• [WHAT IS REQUIRED]:
Omit every picture, then give all the entries again exactly.

-- Start of EXERCISE INPUT --

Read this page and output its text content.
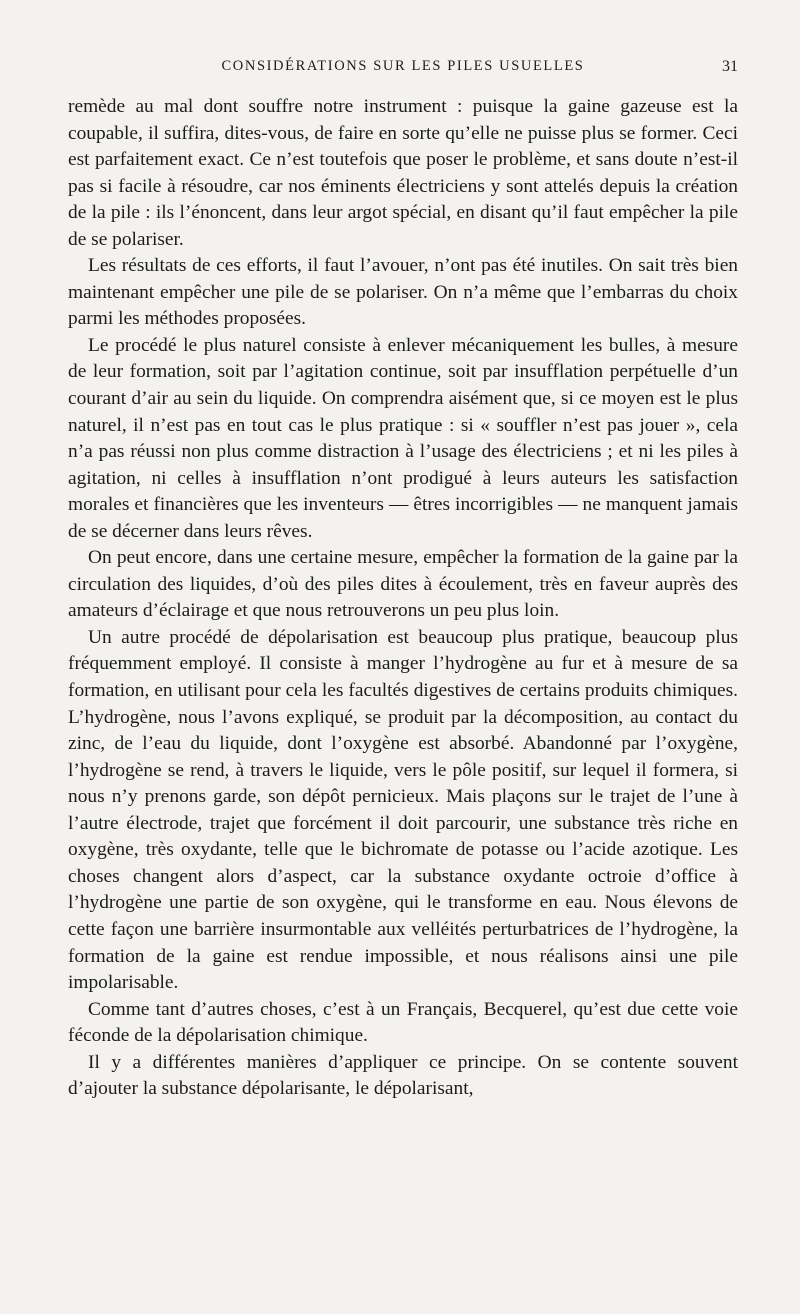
CONSIDÉRATIONS SUR LES PILES USUELLES	31

remède au mal dont souffre notre instrument : puisque la gaine gazeuse est la coupable, il suffira, dites-vous, de faire en sorte qu’elle ne puisse plus se former. Ceci est parfaitement exact. Ce n’est toutefois que poser le problème, et sans doute n’est-il pas si facile à résoudre, car nos éminents électriciens y sont attelés depuis la création de la pile : ils l’énoncent, dans leur argot spécial, en disant qu’il faut empêcher la pile de se polariser.

Les résultats de ces efforts, il faut l’avouer, n’ont pas été inutiles. On sait très bien maintenant empêcher une pile de se polariser. On n’a même que l’embarras du choix parmi les méthodes proposées.

Le procédé le plus naturel consiste à enlever mécaniquement les bulles, à mesure de leur formation, soit par l’agitation continue, soit par insufflation perpétuelle d’un courant d’air au sein du liquide. On comprendra aisément que, si ce moyen est le plus naturel, il n’est pas en tout cas le plus pratique : si « souffler n’est pas jouer », cela n’a pas réussi non plus comme distraction à l’usage des électriciens ; et ni les piles à agitation, ni celles à insufflation n’ont prodigué à leurs auteurs les satisfaction morales et financières que les inventeurs — êtres incorrigibles — ne manquent jamais de se décerner dans leurs rêves.

On peut encore, dans une certaine mesure, empêcher la formation de la gaine par la circulation des liquides, d’où des piles dites à écoulement, très en faveur auprès des amateurs d’éclairage et que nous retrouverons un peu plus loin.

Un autre procédé de dépolarisation est beaucoup plus pratique, beaucoup plus fréquemment employé. Il consiste à manger l’hydrogène au fur et à mesure de sa formation, en utilisant pour cela les facultés digestives de certains produits chimiques. L’hydrogène, nous l’avons expliqué, se produit par la décomposition, au contact du zinc, de l’eau du liquide, dont l’oxygène est absorbé. Abandonné par l’oxygène, l’hydrogène se rend, à travers le liquide, vers le pôle positif, sur lequel il formera, si nous n’y prenons garde, son dépôt pernicieux. Mais plaçons sur le trajet de l’une à l’autre électrode, trajet que forcément il doit parcourir, une substance très riche en oxygène, très oxydante, telle que le bichromate de potasse ou l’acide azotique. Les choses changent alors d’aspect, car la substance oxydante octroie d’office à l’hydrogène une partie de son oxygène, qui le transforme en eau. Nous élevons de cette façon une barrière insurmontable aux velléités perturbatrices de l’hydrogène, la formation de la gaine est rendue impossible, et nous réalisons ainsi une pile impolarisable.

Comme tant d’autres choses, c’est à un Français, Becquerel, qu’est due cette voie féconde de la dépolarisation chimique.

Il y a différentes manières d’appliquer ce principe. On se contente souvent d’ajouter la substance dépolarisante, le dépolarisant,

-- End of EXERCISE INPUT --

• [SOLVED PROBLEM]:
Read this page and output its text content.
CONSIDÉRATIONS SUR LES PILES USUELLES	31

remède au mal dont souffre notre instrument : puisque la gaine gazeuse est la coupable, il suffira, dites-vous, de faire en sorte qu’elle ne puisse plus se former. Ceci est parfaitement exact. Ce n’est toutefois que poser le problème, et sans doute n’est-il pas si facile à résoudre, car nos éminents électriciens y sont attelés depuis la création de la pile : ils l’énoncent, dans leur argot spécial, en disant qu’il faut empêcher la pile de se polariser.

Les résultats de ces efforts, il faut l’avouer, n’ont pas été inutiles. On sait très bien maintenant empêcher une pile de se polariser. On n’a même que l’embarras du choix parmi les méthodes proposées.

Le procédé le plus naturel consiste à enlever mécaniquement les bulles, à mesure de leur formation, soit par l’agitation continue, soit par insufflation perpétuelle d’un courant d’air au sein du liquide. On comprendra aisément que, si ce moyen est le plus naturel, il n’est pas en tout cas le plus pratique : si « souffler n’est pas jouer », cela n’a pas réussi non plus comme distraction à l’usage des électriciens ; et ni les piles à agitation, ni celles à insufflation n’ont prodigué à leurs auteurs les satisfaction morales et financières que les inventeurs — êtres incorrigibles — ne manquent jamais de se décerner dans leurs rêves.

On peut encore, dans une certaine mesure, empêcher la formation de la gaine par la circulation des liquides, d’où des piles dites à écoulement, très en faveur auprès des amateurs d’éclairage et que nous retrouverons un peu plus loin.

Un autre procédé de dépolarisation est beaucoup plus pratique, beaucoup plus fréquemment employé. Il consiste à manger l’hydrogène au fur et à mesure de sa formation, en utilisant pour cela les facultés digestives de certains produits chimiques. L’hydrogène, nous l’avons expliqué, se produit par la décomposition, au contact du zinc, de l’eau du liquide, dont l’oxygène est absorbé. Abandonné par l’oxygène, l’hydrogène se rend, à travers le liquide, vers le pôle positif, sur lequel il formera, si nous n’y prenons garde, son dépôt pernicieux. Mais plaçons sur le trajet de l’une à l’autre électrode, trajet que forcément il doit parcourir, une substance très riche en oxygène, très oxydante, telle que le bichromate de potasse ou l’acide azotique. Les choses changent alors d’aspect, car la substance oxydante octroie d’office à l’hydrogène une partie de son oxygène, qui le transforme en eau. Nous élevons de cette façon une barrière insurmontable aux velléités perturbatrices de l’hydrogène, la formation de la gaine est rendue impossible, et nous réalisons ainsi une pile impolarisable.

Comme tant d’autres choses, c’est à un Français, Becquerel, qu’est due cette voie féconde de la dépolarisation chimique.

Il y a différentes manières d’appliquer ce principe. On se contente souvent d’ajouter la substance dépolarisante, le dépolarisant,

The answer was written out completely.